- [Required work] Extract the complete listing and output it unchanged.

- [Materials provided]
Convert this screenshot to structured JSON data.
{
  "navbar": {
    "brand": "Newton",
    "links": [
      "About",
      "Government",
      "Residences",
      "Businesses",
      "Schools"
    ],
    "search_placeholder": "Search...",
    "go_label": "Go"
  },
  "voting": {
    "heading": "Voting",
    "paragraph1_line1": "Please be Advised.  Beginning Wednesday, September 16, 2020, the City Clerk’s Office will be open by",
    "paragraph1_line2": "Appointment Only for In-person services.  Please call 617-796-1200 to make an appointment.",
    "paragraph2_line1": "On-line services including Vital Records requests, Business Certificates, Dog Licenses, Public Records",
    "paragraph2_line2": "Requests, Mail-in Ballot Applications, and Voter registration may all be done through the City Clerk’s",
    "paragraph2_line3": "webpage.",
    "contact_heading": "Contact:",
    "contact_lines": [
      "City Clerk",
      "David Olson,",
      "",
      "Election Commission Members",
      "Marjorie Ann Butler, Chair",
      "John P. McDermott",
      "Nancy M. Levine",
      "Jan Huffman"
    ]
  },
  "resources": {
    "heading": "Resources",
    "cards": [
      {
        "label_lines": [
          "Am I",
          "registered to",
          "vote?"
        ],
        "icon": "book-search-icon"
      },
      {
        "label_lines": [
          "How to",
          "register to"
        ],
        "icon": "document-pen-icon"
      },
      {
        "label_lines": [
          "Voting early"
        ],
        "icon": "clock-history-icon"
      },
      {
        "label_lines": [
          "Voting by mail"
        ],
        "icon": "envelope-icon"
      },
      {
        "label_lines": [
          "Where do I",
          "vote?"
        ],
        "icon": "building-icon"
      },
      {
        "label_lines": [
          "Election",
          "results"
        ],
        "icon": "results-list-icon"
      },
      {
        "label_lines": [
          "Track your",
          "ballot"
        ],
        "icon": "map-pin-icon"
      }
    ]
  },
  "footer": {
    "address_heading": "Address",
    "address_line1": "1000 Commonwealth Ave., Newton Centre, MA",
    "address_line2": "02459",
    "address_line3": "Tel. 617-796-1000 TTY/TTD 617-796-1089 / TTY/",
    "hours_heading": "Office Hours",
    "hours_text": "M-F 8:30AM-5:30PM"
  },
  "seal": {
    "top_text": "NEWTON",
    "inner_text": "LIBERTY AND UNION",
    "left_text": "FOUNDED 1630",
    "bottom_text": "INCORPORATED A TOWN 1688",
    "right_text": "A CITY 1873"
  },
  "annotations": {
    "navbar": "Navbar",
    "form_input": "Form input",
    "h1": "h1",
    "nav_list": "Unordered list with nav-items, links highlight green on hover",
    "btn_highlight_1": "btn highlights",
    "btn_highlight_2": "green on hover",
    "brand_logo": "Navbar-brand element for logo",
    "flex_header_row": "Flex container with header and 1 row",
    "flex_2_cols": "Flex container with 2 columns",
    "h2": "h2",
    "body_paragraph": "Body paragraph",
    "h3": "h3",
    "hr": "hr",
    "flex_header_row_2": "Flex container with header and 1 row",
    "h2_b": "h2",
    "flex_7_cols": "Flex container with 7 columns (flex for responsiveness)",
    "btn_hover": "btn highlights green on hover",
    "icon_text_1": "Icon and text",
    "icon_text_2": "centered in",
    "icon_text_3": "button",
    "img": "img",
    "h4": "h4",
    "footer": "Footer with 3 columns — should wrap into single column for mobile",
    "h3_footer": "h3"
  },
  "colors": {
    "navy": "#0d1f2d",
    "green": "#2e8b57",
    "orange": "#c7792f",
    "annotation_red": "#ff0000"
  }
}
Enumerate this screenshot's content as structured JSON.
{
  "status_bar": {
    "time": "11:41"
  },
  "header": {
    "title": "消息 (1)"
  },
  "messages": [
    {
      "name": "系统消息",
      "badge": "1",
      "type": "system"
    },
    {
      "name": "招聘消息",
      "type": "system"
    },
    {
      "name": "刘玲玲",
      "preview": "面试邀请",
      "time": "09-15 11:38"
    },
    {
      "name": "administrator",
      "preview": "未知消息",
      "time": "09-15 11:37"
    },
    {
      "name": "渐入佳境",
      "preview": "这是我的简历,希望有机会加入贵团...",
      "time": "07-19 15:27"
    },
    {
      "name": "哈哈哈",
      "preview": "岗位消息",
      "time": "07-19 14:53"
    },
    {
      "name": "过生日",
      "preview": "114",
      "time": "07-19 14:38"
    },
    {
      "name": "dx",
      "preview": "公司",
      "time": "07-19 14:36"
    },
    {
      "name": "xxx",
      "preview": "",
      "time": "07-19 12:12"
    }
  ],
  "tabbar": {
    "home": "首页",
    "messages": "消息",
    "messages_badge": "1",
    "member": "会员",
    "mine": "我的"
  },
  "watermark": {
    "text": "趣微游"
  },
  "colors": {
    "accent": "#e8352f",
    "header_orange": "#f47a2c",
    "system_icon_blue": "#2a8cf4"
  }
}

- [Output for this exercise]
Convert this screenshot to structured JSON data.
{
  "navbar": {
    "brand": "Newton",
    "links": [
      "About",
      "Government",
      "Residences",
      "Businesses",
      "Schools"
    ],
    "search_placeholder": "Search...",
    "go_label": "Go"
  },
  "voting": {
    "heading": "Voting",
    "paragraph1_line1": "Please be Advised.  Beginning Wednesday, September 16, 2020, the City Clerk’s Office will be open by",
    "paragraph1_line2": "Appointment Only for In-person services.  Please call 617-796-1200 to make an appointment.",
    "paragraph2_line1": "On-line services including Vital Records requests, Business Certificates, Dog Licenses, Public Records",
    "paragraph2_line2": "Requests, Mail-in Ballot Applications, and Voter registration may all be done through the City Clerk’s",
    "paragraph2_line3": "webpage.",
    "contact_heading": "Contact:",
    "contact_lines": [
      "City Clerk",
      "David Olson,",
      "",
      "Election Commission Members",
      "Marjorie Ann Butler, Chair",
      "John P. McDermott",
      "Nancy M. Levine",
      "Jan Huffman"
    ]
  },
  "resources": {
    "heading": "Resources",
    "cards": [
      {
        "label_lines": [
          "Am I",
          "registered to",
          "vote?"
        ],
        "icon": "book-search-icon"
      },
      {
        "label_lines": [
          "How to",
          "register to"
        ],
        "icon": "document-pen-icon"
      },
      {
        "label_lines": [
          "Voting early"
        ],
        "icon": "clock-history-icon"
      },
      {
        "label_lines": [
          "Voting by mail"
        ],
        "icon": "envelope-icon"
      },
      {
        "label_lines": [
          "Where do I",
          "vote?"
        ],
        "icon": "building-icon"
      },
      {
        "label_lines": [
          "Election",
          "results"
        ],
        "icon": "results-list-icon"
      },
      {
        "label_lines": [
          "Track your",
          "ballot"
        ],
        "icon": "map-pin-icon"
      }
    ]
  },
  "footer": {
    "address_heading": "Address",
    "address_line1": "1000 Commonwealth Ave., Newton Centre, MA",
    "address_line2": "02459",
    "address_line3": "Tel. 617-796-1000 TTY/TTD 617-796-1089 / TTY/",
    "hours_heading": "Office Hours",
    "hours_text": "M-F 8:30AM-5:30PM"
  },
  "seal": {
    "top_text": "NEWTON",
    "inner_text": "LIBERTY AND UNION",
    "left_text": "FOUNDED 1630",
    "bottom_text": "INCORPORATED A TOWN 1688",
    "right_text": "A CITY 1873"
  },
  "annotations": {
    "navbar": "Navbar",
    "form_input": "Form input",
    "h1": "h1",
    "nav_list": "Unordered list with nav-items, links highlight green on hover",
    "btn_highlight_1": "btn highlights",
    "btn_highlight_2": "green on hover",
    "brand_logo": "Navbar-brand element for logo",
    "flex_header_row": "Flex container with header and 1 row",
    "flex_2_cols": "Flex container with 2 columns",
    "h2": "h2",
    "body_paragraph": "Body paragraph",
    "h3": "h3",
    "hr": "hr",
    "flex_header_row_2": "Flex container with header and 1 row",
    "h2_b": "h2",
    "flex_7_cols": "Flex container with 7 columns (flex for responsiveness)",
    "btn_hover": "btn highlights green on hover",
    "icon_text_1": "Icon and text",
    "icon_text_2": "centered in",
    "icon_text_3": "button",
    "img": "img",
    "h4": "h4",
    "footer": "Footer with 3 columns — should wrap into single column for mobile",
    "h3_footer": "h3"
  },
  "colors": {
    "navy": "#0d1f2d",
    "green": "#2e8b57",
    "orange": "#c7792f",
    "annotation_red": "#ff0000"
  }
}
Enumerate this screenshot's content as structured JSON.
{
  "status_bar": {
    "time": "11:41"
  },
  "header": {
    "title": "消息 (1)"
  },
  "messages": [
    {
      "name": "系统消息",
      "badge": "1",
      "type": "system"
    },
    {
      "name": "招聘消息",
      "type": "system"
    },
    {
      "name": "刘玲玲",
      "preview": "面试邀请",
      "time": "09-15 11:38"
    },
    {
      "name": "administrator",
      "preview": "未知消息",
      "time": "09-15 11:37"
    },
    {
      "name": "渐入佳境",
      "preview": "这是我的简历,希望有机会加入贵团...",
      "time": "07-19 15:27"
    },
    {
      "name": "哈哈哈",
      "preview": "岗位消息",
      "time": "07-19 14:53"
    },
    {
      "name": "过生日",
      "preview": "114",
      "time": "07-19 14:38"
    },
    {
      "name": "dx",
      "preview": "公司",
      "time": "07-19 14:36"
    },
    {
      "name": "xxx",
      "preview": "",
      "time": "07-19 12:12"
    }
  ],
  "tabbar": {
    "home": "首页",
    "messages": "消息",
    "messages_badge": "1",
    "member": "会员",
    "mine": "我的"
  },
  "watermark": {
    "text": "趣微游"
  },
  "colors": {
    "accent": "#e8352f",
    "header_orange": "#f47a2c",
    "system_icon_blue": "#2a8cf4"
  }
}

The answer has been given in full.